# START OF Dataset excerpts

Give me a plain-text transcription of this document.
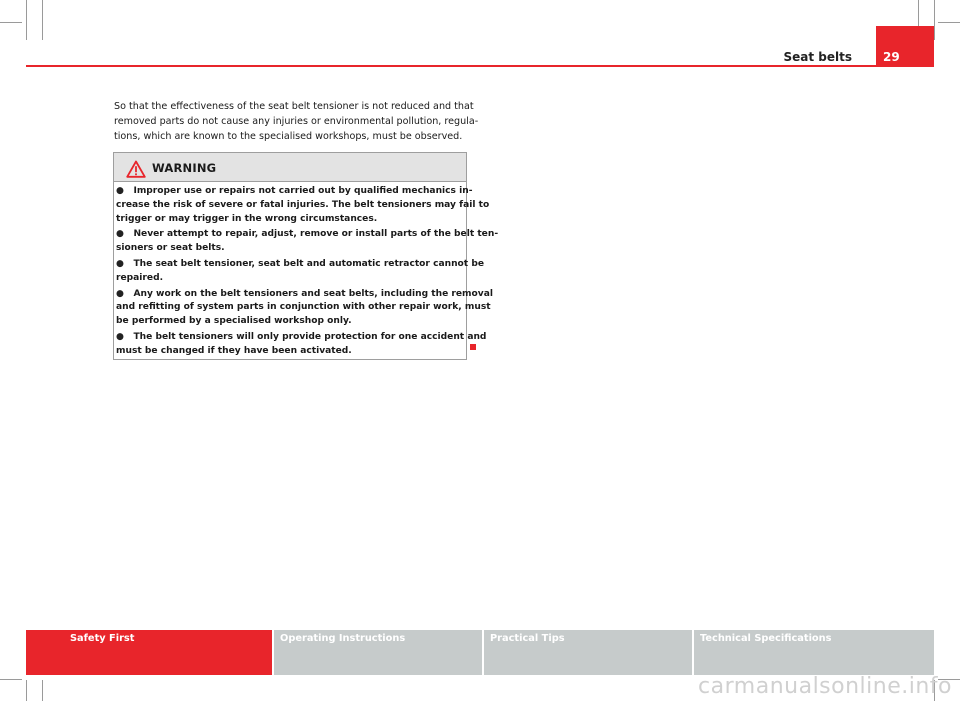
Seat belts	29

So that the effectiveness of the seat belt tensioner is not reduced and that
removed parts do not cause any injuries or environmental pollution, regula-
tions, which are known to the specialised workshops, must be observed.

WARNING
● Improper use or repairs not carried out by qualified mechanics in-
crease the risk of severe or fatal injuries. The belt tensioners may fail to
trigger or may trigger in the wrong circumstances.
● Never attempt to repair, adjust, remove or install parts of the belt ten-
sioners or seat belts.
● The seat belt tensioner, seat belt and automatic retractor cannot be
repaired.
● Any work on the belt tensioners and seat belts, including the removal
and refitting of system parts in conjunction with other repair work, must
be performed by a specialised workshop only.
● The belt tensioners will only provide protection for one accident and
must be changed if they have been activated.
Safety First	Operating Instructions	Practical Tips	Technical Specifications
carmanualsonline.info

# END OF Dataset excerpts

### Work to do
Make an exact copy of the whole listing, but don't bring over any pictures.

### Response
Give me a plain-text transcription of this document.
Seat belts	29

So that the effectiveness of the seat belt tensioner is not reduced and that
removed parts do not cause any injuries or environmental pollution, regula-
tions, which are known to the specialised workshops, must be observed.

WARNING
● Improper use or repairs not carried out by qualified mechanics in-
crease the risk of severe or fatal injuries. The belt tensioners may fail to
trigger or may trigger in the wrong circumstances.
● Never attempt to repair, adjust, remove or install parts of the belt ten-
sioners or seat belts.
● The seat belt tensioner, seat belt and automatic retractor cannot be
repaired.
● Any work on the belt tensioners and seat belts, including the removal
and refitting of system parts in conjunction with other repair work, must
be performed by a specialised workshop only.
● The belt tensioners will only provide protection for one accident and
must be changed if they have been activated.
Safety First	Operating Instructions	Practical Tips	Technical Specifications
carmanualsonline.info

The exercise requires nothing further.